__Short exercise__: Scan each line of the records for the word "berbicara" and extract the ones that have it.

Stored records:

****

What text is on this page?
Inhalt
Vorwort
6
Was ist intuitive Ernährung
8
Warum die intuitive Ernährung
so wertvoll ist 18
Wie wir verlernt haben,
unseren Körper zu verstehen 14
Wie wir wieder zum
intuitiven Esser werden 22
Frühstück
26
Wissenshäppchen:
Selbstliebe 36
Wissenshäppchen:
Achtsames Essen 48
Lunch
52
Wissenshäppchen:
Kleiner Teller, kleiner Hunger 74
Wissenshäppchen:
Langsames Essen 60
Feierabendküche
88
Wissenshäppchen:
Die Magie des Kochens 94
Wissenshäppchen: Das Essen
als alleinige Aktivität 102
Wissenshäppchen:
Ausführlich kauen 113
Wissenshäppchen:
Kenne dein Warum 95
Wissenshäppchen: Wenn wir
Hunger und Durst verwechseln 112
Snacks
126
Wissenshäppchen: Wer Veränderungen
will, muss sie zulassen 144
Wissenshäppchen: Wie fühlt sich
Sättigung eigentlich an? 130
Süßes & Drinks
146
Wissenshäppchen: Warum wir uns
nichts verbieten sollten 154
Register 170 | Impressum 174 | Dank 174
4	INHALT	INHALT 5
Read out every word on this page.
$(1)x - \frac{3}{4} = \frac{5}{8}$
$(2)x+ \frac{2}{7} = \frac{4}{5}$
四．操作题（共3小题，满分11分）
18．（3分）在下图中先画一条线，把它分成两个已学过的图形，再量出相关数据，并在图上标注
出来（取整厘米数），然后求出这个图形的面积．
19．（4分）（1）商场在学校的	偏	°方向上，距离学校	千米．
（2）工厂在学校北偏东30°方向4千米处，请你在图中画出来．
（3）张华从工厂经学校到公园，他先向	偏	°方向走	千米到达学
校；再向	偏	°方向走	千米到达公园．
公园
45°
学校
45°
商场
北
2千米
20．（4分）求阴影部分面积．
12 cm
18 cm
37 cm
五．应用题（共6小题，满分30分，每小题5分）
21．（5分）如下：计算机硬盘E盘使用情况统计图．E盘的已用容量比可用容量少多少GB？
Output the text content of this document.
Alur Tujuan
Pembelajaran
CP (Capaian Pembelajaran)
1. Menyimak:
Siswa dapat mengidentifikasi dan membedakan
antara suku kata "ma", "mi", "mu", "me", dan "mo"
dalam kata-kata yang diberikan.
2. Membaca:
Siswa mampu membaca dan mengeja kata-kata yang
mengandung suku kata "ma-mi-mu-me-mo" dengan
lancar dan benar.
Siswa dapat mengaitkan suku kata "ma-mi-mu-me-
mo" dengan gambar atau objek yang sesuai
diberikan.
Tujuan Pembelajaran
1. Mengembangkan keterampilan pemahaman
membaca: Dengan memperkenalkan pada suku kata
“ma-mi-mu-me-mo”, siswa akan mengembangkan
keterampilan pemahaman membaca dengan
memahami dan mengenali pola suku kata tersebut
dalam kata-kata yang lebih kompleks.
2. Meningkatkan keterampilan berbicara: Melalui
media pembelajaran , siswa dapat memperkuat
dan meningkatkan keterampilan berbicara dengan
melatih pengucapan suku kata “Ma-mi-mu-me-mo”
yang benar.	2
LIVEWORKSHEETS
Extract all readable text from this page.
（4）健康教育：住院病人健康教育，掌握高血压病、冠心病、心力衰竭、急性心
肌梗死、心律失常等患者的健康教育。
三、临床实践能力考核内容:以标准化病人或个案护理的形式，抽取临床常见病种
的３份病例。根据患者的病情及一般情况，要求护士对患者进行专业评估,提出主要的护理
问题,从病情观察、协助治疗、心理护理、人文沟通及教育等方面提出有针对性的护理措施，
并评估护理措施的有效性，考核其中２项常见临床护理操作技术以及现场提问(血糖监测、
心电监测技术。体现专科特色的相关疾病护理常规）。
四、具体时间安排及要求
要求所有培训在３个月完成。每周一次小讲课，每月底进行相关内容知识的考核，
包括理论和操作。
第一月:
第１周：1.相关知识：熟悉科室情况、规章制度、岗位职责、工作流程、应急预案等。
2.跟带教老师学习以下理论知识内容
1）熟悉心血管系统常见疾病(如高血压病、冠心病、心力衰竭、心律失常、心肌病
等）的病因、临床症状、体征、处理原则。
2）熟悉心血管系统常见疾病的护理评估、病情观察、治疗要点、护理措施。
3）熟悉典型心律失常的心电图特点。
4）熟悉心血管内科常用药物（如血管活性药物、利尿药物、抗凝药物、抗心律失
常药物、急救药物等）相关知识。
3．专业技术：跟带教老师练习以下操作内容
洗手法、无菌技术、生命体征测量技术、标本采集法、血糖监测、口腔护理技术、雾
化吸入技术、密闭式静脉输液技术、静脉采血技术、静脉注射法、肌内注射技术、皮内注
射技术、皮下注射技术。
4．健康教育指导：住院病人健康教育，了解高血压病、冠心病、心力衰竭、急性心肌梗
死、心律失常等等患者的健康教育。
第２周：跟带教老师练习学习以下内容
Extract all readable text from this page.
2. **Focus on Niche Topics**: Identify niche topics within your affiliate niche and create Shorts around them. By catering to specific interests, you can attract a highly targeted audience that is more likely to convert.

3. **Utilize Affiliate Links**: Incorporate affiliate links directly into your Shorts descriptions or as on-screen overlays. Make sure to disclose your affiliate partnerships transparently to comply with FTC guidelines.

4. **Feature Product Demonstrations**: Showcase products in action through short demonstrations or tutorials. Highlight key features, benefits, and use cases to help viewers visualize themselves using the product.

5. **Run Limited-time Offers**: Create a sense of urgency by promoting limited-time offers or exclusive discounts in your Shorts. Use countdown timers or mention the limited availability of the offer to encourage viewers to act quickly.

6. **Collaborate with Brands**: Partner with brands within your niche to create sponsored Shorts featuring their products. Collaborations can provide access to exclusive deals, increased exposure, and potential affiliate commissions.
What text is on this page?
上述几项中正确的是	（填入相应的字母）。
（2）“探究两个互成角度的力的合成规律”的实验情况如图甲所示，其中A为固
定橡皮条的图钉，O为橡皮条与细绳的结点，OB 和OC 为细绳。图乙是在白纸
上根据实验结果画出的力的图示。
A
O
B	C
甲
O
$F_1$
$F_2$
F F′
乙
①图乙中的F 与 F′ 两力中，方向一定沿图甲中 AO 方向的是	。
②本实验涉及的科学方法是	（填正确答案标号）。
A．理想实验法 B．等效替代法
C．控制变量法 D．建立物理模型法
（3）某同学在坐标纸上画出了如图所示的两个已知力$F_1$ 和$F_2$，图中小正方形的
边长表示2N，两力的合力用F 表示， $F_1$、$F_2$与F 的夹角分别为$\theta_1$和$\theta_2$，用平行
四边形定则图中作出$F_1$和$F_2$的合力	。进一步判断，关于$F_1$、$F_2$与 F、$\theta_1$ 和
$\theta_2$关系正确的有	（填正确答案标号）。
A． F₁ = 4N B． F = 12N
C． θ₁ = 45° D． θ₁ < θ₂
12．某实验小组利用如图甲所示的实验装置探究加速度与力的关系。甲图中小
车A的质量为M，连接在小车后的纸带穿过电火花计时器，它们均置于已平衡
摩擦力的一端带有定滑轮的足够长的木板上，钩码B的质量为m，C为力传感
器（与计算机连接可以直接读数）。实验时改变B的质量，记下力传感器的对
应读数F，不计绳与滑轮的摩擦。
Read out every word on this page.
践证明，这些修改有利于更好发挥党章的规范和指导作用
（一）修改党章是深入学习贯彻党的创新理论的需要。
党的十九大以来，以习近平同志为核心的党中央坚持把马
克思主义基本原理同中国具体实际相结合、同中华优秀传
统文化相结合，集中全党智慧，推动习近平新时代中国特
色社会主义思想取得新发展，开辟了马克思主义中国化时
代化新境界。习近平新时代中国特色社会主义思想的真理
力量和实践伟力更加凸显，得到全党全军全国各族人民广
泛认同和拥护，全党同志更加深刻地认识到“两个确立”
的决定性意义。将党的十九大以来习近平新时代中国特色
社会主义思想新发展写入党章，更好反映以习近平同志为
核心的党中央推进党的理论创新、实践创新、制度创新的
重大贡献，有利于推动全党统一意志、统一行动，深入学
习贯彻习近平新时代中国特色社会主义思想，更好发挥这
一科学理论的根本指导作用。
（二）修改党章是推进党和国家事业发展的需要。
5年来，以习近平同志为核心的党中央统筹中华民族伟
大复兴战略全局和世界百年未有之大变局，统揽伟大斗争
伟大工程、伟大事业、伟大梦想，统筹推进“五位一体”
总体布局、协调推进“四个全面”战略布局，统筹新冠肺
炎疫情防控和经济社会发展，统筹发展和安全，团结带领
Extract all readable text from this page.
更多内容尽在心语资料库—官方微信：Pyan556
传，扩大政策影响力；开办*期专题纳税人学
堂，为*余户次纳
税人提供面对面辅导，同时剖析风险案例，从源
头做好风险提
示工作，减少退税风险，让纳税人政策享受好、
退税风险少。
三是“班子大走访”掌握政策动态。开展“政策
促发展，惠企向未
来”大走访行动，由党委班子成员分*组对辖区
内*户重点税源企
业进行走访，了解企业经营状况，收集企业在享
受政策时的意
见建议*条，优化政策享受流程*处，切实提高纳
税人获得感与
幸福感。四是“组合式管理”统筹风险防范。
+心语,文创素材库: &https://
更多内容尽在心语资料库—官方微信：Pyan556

****

__Response to the exercise__:
2. Meningkatkan keterampilan berbicara: Melalui
dan meningkatkan keterampilan berbicara dengan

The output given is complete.